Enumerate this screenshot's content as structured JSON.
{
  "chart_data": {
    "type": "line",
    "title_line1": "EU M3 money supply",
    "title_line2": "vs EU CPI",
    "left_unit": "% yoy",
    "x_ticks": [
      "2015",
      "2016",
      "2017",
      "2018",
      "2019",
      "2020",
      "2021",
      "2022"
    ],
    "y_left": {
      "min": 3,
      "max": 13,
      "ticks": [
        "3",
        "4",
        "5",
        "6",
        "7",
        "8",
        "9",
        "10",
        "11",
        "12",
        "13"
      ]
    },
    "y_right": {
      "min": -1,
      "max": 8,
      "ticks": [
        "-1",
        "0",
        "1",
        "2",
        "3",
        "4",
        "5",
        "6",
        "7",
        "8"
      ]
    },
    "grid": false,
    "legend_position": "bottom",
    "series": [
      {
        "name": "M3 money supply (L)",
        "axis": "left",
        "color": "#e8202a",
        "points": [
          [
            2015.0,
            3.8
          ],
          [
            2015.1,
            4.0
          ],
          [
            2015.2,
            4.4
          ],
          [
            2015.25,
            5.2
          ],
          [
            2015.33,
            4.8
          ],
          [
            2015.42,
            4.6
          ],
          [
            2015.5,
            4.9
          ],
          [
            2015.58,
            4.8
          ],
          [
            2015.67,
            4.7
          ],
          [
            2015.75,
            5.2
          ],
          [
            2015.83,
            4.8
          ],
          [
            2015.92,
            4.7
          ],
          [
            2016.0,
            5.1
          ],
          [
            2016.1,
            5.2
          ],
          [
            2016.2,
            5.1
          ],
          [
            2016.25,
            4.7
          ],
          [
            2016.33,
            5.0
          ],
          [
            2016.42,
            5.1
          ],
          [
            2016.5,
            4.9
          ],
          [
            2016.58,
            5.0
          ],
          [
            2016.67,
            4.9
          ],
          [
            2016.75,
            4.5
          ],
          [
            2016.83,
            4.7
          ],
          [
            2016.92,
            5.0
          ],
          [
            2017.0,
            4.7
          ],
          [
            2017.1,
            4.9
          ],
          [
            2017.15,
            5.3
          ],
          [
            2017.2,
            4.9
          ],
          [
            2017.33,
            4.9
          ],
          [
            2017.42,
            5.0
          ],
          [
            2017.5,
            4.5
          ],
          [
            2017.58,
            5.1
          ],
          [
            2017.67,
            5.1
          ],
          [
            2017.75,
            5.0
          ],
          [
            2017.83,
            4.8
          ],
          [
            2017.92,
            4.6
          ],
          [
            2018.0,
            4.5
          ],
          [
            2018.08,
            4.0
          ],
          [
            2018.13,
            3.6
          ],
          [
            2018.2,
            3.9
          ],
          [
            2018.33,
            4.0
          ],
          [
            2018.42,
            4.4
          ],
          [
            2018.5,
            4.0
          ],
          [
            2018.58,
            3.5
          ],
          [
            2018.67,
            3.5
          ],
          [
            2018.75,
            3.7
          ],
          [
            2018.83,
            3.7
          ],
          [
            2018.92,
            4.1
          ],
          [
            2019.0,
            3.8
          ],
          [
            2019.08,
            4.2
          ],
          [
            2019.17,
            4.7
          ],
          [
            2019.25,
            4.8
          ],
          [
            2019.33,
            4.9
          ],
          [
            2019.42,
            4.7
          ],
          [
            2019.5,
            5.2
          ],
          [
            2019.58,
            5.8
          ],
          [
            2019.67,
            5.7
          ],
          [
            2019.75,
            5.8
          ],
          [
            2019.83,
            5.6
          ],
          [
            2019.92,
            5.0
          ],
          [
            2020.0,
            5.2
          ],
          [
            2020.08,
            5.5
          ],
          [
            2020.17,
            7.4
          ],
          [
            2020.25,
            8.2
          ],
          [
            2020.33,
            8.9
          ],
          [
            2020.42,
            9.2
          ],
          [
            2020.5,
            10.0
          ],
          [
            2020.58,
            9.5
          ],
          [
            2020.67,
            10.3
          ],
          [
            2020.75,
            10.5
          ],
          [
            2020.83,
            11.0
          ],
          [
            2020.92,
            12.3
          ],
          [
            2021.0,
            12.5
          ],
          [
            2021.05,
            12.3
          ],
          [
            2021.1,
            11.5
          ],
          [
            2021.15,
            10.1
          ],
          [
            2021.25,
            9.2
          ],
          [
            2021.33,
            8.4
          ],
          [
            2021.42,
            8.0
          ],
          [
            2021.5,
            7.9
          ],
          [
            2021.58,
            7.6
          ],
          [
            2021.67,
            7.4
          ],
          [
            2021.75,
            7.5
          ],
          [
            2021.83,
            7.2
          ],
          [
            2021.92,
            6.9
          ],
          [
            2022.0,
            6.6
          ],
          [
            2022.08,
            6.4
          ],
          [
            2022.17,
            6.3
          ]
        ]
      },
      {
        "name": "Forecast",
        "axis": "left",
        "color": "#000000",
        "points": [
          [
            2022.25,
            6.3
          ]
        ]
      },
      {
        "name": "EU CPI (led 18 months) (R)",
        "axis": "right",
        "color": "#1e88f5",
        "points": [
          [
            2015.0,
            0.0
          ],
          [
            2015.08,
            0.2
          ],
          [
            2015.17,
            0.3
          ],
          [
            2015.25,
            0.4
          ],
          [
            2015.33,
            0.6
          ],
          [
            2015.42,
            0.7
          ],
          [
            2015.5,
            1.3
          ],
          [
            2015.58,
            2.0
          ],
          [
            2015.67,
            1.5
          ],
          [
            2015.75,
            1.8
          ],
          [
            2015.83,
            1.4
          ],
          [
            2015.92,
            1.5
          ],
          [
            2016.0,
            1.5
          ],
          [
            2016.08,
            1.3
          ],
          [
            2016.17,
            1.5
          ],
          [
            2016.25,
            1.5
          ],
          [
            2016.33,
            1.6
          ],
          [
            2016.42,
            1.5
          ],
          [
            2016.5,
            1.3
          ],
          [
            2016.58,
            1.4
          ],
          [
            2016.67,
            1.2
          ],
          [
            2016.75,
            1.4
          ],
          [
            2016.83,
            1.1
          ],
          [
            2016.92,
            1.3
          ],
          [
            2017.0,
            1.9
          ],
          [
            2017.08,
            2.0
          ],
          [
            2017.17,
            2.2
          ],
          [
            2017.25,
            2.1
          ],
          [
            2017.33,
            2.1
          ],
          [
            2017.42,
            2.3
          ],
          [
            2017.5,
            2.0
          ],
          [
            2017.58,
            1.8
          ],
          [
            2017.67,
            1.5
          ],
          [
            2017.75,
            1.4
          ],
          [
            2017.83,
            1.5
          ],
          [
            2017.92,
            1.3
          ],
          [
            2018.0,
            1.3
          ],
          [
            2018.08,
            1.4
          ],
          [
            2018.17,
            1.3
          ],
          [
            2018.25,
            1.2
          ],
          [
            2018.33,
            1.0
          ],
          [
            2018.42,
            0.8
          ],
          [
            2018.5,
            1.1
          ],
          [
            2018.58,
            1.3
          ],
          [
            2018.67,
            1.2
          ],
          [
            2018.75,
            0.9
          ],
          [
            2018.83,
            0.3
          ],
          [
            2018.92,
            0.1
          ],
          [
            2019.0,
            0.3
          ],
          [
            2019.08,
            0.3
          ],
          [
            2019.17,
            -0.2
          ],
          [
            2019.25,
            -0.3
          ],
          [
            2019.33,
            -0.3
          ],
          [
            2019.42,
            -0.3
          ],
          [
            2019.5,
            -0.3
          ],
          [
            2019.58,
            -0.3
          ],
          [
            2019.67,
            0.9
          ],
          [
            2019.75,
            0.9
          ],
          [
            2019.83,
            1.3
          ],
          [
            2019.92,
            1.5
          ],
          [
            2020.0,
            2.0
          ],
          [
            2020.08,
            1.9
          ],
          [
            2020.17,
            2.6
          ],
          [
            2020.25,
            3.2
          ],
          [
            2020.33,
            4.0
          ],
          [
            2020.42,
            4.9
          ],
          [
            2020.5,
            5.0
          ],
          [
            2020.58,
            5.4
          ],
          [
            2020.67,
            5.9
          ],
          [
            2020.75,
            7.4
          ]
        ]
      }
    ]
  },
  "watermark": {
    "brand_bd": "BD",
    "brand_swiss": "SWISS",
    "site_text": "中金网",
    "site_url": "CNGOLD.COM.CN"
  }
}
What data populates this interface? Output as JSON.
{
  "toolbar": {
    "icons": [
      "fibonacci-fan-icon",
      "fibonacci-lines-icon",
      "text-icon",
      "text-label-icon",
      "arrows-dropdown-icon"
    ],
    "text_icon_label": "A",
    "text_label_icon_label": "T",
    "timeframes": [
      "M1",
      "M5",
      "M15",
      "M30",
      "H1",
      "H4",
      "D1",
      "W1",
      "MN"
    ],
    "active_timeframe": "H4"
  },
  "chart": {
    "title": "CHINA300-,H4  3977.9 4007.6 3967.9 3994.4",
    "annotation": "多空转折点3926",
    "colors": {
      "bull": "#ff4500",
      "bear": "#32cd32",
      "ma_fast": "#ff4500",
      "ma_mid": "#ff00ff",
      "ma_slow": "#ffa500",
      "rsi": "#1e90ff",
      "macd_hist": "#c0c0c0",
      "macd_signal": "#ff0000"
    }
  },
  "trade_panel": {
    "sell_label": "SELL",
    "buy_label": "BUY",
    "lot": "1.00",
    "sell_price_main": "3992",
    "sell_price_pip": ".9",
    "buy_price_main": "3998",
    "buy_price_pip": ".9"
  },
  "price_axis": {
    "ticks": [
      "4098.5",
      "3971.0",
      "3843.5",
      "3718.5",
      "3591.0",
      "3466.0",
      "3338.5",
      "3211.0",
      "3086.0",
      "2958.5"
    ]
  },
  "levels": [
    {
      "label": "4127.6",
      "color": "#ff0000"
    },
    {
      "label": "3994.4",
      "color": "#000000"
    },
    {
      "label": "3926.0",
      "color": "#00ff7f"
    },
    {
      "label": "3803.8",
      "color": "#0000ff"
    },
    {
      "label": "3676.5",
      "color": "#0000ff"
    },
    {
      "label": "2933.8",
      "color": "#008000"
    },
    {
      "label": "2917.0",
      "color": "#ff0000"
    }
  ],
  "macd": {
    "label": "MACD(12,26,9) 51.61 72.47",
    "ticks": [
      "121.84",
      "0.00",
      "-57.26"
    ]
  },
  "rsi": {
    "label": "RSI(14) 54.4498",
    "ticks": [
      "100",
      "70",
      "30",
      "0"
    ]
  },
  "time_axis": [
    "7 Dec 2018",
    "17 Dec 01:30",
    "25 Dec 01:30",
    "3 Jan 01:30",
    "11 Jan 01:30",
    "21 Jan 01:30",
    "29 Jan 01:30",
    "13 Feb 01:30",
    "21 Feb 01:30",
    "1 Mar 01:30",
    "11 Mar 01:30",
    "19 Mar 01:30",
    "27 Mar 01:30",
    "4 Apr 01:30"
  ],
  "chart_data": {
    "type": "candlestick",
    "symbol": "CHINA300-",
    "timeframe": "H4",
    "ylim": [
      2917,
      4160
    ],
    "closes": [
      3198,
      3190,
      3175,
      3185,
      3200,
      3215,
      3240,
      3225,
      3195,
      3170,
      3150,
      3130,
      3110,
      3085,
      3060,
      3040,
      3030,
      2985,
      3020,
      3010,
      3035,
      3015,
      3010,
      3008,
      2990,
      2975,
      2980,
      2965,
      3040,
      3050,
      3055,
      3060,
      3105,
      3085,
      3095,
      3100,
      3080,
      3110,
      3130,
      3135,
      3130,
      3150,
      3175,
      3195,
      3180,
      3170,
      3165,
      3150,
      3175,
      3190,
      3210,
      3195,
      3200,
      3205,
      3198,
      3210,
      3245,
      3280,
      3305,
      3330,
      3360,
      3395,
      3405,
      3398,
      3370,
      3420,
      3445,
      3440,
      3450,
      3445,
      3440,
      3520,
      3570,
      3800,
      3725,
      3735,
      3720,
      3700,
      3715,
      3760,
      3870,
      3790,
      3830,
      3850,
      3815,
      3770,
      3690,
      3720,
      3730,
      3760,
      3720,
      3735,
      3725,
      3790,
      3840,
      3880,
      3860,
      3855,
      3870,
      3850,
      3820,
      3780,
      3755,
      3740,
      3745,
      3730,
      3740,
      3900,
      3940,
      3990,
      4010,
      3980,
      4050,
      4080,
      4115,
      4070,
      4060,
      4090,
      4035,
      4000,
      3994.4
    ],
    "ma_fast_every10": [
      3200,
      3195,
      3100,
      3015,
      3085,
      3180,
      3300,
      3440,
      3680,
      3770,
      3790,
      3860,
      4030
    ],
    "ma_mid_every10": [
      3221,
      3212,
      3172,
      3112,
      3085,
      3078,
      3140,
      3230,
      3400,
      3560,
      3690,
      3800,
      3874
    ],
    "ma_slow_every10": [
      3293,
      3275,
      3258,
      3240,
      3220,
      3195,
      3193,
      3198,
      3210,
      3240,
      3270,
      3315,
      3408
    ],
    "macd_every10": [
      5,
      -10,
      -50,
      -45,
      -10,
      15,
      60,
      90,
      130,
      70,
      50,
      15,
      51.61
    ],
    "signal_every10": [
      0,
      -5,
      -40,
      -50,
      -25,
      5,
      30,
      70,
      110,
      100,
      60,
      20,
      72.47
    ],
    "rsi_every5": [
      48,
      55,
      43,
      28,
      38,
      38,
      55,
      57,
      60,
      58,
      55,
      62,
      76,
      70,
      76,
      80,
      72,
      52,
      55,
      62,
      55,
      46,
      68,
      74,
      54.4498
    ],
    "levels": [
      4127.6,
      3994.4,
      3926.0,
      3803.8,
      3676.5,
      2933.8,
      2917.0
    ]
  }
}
***
Your answer should be a single number: the count of lines in the material above that contain "supply".

* **Task response**
2